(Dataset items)
───
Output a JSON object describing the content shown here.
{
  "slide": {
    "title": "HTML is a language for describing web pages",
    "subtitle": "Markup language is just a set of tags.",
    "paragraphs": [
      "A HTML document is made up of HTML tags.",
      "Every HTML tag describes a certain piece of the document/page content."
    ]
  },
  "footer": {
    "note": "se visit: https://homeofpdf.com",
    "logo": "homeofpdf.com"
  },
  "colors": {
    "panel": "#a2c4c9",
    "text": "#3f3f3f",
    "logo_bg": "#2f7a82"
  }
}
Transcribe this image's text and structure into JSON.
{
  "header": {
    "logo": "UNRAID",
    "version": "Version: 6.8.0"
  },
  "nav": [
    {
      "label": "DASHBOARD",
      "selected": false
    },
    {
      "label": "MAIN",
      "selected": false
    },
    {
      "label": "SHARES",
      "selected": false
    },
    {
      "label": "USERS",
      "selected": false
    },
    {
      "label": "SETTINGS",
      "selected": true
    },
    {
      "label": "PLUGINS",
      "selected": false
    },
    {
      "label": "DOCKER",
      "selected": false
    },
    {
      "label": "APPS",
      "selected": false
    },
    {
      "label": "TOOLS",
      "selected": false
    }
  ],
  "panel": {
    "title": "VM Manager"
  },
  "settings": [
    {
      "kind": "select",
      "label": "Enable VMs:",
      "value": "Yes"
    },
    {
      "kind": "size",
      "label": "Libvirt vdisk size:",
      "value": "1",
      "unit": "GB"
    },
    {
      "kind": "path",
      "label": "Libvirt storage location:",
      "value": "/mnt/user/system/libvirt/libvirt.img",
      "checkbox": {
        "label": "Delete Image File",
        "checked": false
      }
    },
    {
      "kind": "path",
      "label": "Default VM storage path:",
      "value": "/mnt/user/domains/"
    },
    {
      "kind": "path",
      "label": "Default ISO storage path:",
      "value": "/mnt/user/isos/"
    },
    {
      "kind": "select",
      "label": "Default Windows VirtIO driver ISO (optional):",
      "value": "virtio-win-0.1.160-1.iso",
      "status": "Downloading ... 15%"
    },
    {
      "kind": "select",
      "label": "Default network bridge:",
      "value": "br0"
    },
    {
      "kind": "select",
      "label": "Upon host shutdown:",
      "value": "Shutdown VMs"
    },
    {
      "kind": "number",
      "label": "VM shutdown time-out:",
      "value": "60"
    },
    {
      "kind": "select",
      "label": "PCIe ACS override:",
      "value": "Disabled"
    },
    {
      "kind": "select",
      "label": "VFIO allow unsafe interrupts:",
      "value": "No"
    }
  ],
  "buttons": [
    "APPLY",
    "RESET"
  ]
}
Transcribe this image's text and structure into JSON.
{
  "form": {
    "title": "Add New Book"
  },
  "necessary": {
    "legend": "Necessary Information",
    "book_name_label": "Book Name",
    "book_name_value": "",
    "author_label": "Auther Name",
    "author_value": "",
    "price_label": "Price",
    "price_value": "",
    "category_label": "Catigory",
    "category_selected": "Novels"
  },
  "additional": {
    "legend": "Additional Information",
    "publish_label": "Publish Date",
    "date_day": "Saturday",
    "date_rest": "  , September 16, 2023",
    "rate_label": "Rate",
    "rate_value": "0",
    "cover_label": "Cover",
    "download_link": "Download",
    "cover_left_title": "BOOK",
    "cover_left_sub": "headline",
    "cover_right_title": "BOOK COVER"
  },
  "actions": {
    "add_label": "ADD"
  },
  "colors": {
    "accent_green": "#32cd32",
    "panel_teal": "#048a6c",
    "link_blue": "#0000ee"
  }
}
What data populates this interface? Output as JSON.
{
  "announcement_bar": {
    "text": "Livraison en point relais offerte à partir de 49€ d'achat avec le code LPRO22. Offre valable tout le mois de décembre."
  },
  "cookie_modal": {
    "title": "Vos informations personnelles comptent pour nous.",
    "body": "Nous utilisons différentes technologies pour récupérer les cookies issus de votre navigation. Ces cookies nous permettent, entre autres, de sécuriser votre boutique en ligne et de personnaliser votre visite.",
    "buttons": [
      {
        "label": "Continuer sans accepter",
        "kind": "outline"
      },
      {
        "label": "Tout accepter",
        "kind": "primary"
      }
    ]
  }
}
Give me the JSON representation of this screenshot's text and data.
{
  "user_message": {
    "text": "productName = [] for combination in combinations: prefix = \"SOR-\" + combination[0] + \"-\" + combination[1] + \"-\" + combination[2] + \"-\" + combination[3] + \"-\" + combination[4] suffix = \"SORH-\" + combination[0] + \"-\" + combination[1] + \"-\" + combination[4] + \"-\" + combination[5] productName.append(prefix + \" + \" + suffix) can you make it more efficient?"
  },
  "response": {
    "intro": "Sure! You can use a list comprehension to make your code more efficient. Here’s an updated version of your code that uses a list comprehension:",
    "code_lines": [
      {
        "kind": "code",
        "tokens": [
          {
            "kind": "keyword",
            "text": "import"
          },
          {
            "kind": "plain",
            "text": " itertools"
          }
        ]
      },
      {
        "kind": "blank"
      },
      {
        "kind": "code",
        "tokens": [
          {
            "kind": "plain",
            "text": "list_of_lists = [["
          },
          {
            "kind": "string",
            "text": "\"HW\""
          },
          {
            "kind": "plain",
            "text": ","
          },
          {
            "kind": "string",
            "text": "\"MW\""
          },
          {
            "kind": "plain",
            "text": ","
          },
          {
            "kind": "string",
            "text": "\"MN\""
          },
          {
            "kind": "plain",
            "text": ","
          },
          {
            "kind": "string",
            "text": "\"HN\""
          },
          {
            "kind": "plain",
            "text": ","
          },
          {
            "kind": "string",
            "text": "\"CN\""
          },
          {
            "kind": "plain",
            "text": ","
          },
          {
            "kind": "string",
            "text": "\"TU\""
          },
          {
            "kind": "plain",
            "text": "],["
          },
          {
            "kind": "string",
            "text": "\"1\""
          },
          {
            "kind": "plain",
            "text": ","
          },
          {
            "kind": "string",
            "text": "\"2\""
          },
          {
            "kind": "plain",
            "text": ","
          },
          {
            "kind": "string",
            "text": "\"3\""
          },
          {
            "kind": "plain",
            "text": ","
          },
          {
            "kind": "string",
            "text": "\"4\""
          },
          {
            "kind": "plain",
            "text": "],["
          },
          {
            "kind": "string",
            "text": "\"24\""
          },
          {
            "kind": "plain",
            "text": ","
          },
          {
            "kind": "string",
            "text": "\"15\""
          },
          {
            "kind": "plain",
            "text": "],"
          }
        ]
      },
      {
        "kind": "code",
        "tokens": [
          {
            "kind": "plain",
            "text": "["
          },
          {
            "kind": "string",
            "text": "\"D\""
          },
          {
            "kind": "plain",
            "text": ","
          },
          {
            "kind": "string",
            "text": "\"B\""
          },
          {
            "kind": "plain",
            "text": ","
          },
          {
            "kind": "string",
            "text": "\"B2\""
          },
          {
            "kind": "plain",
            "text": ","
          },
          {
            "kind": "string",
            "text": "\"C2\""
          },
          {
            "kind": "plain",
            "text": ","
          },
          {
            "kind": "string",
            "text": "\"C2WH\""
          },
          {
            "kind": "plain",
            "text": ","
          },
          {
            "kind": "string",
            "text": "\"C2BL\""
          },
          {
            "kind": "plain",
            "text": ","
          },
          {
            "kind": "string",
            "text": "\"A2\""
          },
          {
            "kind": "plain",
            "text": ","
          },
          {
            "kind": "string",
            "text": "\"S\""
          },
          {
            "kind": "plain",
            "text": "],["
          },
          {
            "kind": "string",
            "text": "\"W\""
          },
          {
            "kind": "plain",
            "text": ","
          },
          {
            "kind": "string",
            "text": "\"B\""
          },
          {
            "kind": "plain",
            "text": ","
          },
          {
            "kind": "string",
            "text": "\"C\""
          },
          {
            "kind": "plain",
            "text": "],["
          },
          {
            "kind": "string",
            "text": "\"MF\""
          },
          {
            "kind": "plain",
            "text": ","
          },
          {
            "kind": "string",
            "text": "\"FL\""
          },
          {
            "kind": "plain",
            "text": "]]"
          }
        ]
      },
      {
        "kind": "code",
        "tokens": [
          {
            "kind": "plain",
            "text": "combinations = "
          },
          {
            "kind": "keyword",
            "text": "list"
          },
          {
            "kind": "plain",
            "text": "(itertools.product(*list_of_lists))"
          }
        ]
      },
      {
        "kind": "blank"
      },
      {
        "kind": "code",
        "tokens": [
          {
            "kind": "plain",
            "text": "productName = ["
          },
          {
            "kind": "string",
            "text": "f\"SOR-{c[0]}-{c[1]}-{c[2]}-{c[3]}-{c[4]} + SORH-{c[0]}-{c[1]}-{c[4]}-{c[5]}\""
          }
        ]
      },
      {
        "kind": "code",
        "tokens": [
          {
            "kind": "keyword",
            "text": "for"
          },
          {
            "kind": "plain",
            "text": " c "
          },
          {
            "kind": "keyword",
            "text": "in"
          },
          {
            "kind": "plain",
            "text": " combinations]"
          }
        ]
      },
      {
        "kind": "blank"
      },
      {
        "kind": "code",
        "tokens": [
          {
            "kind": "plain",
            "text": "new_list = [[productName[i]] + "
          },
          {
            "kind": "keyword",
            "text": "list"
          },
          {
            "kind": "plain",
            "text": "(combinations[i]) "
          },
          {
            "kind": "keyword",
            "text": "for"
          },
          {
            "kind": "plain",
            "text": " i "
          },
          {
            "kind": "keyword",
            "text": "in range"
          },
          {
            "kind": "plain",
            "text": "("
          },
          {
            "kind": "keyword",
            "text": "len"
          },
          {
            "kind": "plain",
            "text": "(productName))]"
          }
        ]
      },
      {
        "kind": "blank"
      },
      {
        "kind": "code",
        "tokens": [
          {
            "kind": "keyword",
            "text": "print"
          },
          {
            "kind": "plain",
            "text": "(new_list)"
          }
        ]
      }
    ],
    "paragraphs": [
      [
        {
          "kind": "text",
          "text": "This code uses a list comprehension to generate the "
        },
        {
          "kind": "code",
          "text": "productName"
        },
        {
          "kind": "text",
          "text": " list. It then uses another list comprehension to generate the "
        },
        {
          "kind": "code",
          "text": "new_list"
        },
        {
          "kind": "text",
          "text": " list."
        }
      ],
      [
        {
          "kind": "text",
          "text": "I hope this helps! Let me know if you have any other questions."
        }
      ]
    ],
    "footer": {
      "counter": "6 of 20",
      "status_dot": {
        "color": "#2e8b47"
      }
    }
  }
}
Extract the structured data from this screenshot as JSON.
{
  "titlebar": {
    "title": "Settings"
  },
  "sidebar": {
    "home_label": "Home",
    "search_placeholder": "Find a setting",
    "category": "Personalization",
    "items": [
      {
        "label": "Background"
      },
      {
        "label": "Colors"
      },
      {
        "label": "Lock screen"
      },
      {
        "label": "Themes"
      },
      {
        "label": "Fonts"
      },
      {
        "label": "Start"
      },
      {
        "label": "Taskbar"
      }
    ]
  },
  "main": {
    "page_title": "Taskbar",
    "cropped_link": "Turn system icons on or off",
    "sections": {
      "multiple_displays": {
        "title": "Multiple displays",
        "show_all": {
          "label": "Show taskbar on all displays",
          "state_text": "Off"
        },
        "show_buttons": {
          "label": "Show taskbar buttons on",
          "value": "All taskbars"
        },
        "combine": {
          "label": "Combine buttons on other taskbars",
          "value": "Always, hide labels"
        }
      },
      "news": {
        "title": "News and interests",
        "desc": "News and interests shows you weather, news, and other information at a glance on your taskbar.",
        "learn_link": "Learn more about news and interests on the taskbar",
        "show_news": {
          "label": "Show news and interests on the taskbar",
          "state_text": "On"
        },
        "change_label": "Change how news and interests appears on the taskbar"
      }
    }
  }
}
───
▸ WHAT TO WORK ON: Go through the records above and copy every line with the word "itertools".

▸ TASK RESPONSE:
            "text": " itertools"
            "text": "(itertools.product(*list_of_lists))"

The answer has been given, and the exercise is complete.